*Written task:* Show all lines of the listing that hold the word "JSON".

*Data for this task:*
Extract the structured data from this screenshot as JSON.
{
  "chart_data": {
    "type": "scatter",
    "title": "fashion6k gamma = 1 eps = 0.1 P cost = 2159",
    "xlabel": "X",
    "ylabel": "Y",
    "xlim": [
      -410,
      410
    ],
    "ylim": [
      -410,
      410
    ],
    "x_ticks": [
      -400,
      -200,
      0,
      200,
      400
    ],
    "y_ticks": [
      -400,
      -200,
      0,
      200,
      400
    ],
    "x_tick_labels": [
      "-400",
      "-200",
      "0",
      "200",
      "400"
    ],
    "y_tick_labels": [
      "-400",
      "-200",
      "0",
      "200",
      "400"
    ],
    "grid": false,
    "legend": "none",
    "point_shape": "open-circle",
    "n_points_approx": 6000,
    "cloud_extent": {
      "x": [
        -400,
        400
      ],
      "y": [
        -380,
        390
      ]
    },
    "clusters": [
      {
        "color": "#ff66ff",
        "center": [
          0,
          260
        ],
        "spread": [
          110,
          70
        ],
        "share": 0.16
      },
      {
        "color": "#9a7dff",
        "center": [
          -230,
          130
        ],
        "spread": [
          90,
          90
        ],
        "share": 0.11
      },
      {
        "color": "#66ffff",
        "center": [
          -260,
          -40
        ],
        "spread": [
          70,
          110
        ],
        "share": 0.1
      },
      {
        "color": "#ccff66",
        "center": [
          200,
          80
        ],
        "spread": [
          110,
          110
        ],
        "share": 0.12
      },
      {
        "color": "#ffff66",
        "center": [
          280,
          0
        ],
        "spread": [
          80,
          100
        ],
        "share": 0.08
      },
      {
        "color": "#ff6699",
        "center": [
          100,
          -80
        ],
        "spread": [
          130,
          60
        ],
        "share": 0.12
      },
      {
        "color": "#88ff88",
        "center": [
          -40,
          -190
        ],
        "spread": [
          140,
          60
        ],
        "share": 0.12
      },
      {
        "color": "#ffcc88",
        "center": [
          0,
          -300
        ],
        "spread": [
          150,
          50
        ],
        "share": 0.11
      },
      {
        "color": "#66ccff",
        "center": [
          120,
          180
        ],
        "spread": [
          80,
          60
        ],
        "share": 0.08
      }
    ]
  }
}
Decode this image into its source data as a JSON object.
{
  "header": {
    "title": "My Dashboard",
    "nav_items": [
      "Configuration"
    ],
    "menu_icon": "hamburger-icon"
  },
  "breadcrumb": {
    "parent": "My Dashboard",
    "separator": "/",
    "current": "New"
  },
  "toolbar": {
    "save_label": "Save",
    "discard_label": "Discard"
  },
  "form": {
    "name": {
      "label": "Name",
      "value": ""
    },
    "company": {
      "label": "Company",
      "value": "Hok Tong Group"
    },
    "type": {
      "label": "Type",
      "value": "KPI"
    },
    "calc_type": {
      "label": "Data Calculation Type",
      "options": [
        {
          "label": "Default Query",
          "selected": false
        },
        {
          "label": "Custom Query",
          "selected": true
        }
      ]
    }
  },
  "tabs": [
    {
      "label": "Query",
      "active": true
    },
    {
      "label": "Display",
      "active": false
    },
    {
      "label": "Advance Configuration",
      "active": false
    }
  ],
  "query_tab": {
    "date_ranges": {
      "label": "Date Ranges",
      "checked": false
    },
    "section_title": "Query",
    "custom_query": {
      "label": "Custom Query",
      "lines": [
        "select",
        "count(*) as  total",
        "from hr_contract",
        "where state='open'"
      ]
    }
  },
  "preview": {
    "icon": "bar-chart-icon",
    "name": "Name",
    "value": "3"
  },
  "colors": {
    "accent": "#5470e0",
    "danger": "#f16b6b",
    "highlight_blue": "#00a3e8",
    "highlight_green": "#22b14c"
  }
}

*Task output:*
Extract the structured data from this screenshot as JSON.
Decode this image into its source data as a JSON object.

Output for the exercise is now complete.